Set exercise: Scan the records below. List lines holding "Number".

start Records for the task

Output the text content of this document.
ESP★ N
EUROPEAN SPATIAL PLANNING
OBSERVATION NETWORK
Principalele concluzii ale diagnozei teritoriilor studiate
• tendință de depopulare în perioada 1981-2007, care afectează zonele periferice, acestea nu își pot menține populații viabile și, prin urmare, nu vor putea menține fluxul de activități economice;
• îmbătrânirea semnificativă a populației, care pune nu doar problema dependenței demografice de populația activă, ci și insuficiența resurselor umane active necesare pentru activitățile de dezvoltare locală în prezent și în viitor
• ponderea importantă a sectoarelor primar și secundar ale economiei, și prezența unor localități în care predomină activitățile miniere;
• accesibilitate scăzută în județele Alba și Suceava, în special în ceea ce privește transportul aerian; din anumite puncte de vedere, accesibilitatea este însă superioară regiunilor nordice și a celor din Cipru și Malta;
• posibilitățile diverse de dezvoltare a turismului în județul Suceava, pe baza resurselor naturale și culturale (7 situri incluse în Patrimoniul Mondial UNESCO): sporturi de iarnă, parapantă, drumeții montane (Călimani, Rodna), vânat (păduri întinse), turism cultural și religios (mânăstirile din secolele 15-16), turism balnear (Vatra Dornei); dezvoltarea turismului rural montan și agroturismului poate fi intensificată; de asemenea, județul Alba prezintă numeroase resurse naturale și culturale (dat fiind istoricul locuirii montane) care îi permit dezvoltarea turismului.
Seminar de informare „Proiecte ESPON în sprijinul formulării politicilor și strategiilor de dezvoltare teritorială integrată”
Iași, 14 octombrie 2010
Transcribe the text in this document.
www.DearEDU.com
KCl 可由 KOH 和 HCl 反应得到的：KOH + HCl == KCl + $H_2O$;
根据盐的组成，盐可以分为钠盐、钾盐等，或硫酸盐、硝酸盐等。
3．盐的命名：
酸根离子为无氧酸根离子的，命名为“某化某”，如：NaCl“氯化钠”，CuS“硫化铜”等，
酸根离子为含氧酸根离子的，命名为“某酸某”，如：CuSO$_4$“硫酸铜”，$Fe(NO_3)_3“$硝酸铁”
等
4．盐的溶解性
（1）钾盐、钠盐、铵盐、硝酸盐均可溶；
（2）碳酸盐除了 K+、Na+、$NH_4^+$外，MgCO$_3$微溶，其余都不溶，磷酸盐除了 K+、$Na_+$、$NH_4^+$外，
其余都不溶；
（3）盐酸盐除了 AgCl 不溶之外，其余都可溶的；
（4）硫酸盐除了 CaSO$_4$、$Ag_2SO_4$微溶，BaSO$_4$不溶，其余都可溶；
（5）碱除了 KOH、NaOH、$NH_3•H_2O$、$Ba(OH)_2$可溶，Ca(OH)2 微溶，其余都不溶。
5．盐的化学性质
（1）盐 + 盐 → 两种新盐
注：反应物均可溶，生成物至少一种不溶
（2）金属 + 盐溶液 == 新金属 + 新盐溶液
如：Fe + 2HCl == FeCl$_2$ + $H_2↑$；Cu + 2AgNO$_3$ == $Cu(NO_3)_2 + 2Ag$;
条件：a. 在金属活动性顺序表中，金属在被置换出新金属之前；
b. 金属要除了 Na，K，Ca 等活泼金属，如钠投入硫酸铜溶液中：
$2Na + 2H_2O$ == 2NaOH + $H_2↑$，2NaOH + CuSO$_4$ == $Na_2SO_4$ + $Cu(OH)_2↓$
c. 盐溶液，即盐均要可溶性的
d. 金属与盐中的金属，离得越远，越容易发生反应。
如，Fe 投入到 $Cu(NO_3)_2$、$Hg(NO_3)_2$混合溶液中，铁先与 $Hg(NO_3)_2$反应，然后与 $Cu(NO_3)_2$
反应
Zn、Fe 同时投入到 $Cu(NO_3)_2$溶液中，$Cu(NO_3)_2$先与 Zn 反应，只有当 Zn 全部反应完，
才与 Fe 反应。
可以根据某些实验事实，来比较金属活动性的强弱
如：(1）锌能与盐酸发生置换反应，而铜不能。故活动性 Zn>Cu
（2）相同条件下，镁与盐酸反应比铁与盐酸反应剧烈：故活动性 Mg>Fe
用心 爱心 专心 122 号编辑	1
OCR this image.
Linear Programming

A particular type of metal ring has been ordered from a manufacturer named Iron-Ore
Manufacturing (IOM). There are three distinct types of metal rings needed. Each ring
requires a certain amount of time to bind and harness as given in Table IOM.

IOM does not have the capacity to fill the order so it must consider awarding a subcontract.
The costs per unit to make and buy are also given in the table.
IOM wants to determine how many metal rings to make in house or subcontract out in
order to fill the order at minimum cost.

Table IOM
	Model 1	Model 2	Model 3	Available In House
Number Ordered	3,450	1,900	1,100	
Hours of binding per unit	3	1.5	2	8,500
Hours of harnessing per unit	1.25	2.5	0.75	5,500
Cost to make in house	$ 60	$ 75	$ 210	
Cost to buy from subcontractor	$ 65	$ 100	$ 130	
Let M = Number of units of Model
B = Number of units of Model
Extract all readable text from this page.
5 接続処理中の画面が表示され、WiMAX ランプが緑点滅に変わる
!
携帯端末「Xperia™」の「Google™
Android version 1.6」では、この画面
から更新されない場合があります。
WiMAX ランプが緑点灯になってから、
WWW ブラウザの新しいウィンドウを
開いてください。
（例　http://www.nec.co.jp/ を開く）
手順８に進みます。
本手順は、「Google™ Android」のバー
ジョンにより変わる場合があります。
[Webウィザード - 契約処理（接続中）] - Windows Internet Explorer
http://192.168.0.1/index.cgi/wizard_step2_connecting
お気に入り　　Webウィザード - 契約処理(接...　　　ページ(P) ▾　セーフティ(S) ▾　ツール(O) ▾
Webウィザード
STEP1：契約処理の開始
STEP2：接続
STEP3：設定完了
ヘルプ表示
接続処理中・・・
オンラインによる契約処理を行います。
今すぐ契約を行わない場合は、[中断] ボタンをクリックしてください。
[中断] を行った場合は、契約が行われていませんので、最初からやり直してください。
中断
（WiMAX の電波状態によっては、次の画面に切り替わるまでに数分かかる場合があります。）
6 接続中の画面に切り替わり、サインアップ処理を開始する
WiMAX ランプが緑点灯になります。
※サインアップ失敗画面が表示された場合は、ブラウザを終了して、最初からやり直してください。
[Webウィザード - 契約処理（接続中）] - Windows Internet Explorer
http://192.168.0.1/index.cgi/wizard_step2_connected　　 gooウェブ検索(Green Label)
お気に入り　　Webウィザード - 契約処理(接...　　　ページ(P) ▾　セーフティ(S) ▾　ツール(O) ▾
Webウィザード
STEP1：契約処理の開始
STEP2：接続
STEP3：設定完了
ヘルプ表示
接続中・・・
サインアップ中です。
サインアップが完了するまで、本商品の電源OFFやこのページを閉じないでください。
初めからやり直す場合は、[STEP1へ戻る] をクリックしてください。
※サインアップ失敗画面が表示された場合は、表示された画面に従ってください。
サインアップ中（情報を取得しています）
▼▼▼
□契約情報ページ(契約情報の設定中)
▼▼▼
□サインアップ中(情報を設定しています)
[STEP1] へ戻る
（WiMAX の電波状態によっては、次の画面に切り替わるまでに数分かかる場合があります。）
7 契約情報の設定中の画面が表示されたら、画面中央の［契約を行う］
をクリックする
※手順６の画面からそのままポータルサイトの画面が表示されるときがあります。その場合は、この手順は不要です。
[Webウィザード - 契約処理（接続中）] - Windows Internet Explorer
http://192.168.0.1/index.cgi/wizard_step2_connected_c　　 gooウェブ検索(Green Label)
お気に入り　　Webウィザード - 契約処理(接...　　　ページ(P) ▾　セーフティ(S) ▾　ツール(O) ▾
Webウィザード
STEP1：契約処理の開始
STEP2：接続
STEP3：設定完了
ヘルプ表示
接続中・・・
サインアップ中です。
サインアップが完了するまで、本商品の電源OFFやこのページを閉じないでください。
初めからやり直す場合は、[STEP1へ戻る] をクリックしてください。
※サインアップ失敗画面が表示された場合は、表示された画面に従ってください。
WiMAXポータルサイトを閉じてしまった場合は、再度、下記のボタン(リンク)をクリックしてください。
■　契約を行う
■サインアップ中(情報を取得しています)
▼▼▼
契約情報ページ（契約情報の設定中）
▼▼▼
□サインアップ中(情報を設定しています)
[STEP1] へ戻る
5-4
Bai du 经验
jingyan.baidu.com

end Records for the task

Solved exercise:
Number Ordered	3,450	1,900	1,100	
Let M = Number of units of Model
B = Number of units of Model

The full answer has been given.